-- Start of Information provided --

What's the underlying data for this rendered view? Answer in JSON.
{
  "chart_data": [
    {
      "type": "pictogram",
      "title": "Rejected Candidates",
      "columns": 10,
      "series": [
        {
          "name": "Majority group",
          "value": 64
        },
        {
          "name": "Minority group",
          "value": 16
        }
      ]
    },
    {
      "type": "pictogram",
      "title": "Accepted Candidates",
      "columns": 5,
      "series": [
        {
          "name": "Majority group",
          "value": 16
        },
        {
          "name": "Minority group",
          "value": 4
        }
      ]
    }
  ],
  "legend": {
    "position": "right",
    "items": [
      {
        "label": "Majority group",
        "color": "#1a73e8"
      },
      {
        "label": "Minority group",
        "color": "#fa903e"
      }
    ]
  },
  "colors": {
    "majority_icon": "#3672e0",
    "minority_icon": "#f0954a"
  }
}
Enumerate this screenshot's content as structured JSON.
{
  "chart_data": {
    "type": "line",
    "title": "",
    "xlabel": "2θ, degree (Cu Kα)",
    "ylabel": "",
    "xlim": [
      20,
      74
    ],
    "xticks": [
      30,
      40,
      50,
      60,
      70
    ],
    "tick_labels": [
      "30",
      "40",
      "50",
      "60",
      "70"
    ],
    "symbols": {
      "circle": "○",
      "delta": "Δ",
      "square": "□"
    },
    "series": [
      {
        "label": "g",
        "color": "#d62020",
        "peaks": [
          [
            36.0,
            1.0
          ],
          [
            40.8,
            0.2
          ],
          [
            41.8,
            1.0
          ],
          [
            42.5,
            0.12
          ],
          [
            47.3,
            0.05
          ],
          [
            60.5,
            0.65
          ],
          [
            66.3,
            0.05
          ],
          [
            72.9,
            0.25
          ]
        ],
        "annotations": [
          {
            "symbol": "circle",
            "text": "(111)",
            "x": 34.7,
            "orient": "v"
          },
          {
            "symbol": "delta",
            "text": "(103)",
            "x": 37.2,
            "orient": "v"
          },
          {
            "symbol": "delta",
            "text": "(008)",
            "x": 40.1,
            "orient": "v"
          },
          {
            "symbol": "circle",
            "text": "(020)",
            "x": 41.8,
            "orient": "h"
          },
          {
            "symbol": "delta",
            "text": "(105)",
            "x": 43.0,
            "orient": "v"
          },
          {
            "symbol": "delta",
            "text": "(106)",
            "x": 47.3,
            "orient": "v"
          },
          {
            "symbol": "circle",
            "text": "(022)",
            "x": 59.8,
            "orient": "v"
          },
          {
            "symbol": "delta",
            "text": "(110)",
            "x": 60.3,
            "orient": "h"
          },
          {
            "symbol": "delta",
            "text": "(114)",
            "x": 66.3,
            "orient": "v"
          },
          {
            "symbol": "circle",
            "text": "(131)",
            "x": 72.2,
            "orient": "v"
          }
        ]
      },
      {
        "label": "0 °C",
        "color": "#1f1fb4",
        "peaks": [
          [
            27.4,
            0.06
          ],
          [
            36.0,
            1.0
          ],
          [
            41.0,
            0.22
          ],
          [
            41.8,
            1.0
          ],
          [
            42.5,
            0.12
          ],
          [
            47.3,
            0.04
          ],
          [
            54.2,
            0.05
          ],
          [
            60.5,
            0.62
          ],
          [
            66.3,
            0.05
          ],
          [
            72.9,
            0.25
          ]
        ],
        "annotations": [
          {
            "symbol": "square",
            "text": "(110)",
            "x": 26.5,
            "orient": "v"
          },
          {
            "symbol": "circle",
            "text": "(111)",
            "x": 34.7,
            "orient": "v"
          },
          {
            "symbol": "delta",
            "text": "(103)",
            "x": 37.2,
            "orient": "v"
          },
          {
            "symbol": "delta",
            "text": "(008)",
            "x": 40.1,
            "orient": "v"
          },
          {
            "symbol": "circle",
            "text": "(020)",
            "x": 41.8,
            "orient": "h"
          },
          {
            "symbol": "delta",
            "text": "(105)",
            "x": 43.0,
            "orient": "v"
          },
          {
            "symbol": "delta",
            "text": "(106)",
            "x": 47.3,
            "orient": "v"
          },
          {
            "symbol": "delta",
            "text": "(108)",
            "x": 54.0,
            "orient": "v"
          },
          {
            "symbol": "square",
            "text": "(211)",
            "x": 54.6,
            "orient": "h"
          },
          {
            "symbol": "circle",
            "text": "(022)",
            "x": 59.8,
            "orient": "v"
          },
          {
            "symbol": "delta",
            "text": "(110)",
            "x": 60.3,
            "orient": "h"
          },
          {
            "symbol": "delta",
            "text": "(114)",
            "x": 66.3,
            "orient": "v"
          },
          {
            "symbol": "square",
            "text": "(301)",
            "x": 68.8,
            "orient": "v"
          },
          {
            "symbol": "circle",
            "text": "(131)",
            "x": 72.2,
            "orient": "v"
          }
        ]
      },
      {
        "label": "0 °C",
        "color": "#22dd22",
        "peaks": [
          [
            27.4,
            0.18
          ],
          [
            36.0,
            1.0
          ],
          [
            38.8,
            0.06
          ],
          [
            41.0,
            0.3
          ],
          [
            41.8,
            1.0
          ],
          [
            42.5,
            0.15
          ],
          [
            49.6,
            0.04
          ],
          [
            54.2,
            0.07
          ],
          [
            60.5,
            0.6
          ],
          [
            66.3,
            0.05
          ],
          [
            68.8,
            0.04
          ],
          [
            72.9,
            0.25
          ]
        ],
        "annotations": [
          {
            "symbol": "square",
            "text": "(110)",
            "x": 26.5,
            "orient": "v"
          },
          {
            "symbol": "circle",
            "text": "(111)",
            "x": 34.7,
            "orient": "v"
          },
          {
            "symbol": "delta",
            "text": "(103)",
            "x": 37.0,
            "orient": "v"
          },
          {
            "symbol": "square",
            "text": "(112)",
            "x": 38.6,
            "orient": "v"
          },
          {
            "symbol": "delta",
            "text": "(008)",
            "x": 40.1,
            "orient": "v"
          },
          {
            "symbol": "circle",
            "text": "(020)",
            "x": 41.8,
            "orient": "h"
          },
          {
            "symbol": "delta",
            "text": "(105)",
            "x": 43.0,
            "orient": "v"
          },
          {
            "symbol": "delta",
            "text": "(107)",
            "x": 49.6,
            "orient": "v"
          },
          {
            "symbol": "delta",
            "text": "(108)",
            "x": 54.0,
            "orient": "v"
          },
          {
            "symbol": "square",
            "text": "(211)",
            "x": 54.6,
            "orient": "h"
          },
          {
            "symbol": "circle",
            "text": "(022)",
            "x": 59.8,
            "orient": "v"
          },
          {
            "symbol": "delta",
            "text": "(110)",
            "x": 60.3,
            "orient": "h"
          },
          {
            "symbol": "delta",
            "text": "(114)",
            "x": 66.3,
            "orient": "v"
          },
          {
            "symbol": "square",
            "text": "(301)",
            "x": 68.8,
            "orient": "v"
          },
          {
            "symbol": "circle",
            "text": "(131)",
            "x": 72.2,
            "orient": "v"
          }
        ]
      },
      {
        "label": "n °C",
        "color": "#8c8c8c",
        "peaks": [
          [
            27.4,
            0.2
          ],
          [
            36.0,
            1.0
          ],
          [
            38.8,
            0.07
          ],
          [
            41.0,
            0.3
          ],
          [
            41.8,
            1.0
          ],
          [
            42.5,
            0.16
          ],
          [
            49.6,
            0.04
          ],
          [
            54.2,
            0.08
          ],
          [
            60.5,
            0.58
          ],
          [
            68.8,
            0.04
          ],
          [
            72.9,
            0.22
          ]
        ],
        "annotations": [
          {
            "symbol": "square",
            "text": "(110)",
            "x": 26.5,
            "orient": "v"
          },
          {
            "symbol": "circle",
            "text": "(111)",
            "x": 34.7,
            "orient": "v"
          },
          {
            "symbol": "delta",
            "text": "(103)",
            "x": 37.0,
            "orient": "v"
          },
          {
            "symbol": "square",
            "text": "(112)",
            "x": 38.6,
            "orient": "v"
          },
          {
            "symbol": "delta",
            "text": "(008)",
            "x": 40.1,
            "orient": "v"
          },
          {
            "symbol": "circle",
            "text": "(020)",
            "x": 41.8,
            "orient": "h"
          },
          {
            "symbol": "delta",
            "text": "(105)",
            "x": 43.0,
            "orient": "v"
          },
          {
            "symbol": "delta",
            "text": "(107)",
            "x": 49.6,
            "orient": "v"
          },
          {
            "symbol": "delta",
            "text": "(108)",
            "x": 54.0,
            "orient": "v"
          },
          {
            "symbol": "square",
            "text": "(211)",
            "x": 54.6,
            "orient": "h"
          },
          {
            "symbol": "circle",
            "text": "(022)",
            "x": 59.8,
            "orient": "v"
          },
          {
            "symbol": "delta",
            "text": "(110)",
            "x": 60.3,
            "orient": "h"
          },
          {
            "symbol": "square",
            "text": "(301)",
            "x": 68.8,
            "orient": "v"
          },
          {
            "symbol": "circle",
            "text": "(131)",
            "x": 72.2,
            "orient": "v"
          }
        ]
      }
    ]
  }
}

-- End of Information provided --

# Work to complete
Only the number is wanted: how many lines of the material above include the word "this"?

# Task response
2